- _Given data_
■ ■ ■

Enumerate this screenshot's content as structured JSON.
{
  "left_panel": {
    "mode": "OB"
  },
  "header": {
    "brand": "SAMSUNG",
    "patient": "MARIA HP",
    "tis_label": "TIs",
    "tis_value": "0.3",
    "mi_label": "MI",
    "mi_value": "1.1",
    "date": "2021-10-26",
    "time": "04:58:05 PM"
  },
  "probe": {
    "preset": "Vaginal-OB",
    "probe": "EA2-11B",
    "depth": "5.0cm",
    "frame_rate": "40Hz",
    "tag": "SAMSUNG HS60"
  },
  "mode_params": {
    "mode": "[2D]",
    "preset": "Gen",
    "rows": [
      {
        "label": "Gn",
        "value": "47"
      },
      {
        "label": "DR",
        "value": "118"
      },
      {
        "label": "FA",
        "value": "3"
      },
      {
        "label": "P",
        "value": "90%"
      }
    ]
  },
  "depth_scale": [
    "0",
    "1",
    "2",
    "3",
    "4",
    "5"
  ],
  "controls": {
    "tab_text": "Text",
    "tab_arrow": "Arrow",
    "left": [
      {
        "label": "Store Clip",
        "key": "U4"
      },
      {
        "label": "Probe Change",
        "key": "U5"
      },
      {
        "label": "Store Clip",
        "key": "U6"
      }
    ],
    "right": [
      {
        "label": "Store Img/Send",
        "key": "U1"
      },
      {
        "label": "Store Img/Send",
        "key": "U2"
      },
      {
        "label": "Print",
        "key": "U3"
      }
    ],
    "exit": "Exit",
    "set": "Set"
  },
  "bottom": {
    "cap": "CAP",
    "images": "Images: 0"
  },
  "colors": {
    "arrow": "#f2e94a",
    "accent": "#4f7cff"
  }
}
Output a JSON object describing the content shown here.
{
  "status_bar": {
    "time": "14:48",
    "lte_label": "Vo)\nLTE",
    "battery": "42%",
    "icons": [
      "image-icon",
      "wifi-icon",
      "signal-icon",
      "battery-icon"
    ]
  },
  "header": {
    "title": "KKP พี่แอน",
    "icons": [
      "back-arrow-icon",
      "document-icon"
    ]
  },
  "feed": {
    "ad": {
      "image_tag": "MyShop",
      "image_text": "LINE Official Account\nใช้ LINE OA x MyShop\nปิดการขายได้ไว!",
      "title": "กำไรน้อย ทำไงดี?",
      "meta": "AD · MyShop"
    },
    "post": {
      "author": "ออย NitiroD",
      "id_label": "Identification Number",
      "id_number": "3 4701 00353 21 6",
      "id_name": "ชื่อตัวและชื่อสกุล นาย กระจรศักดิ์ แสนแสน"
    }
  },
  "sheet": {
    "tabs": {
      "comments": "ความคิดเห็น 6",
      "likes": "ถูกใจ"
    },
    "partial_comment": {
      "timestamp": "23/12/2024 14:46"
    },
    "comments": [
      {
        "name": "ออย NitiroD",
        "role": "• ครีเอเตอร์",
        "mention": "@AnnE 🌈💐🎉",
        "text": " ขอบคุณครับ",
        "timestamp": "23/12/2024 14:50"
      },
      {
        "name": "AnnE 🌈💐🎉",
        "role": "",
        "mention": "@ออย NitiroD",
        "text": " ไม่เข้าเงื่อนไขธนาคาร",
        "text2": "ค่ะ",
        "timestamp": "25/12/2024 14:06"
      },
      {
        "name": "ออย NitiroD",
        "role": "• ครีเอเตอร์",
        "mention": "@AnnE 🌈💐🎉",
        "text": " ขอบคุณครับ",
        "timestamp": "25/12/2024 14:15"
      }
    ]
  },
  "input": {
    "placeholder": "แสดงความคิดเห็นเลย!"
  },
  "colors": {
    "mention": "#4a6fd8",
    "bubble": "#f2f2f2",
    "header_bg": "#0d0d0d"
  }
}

■ ■ ■

- _Written problem_
Scan the material above for the word "mention". Copy each line where it occurs.

- _In response_
        "mention": "@AnnE 🌈💐🎉",
        "mention": "@ออย NitiroD",
        "mention": "@AnnE 🌈💐🎉",
    "mention": "#4a6fd8",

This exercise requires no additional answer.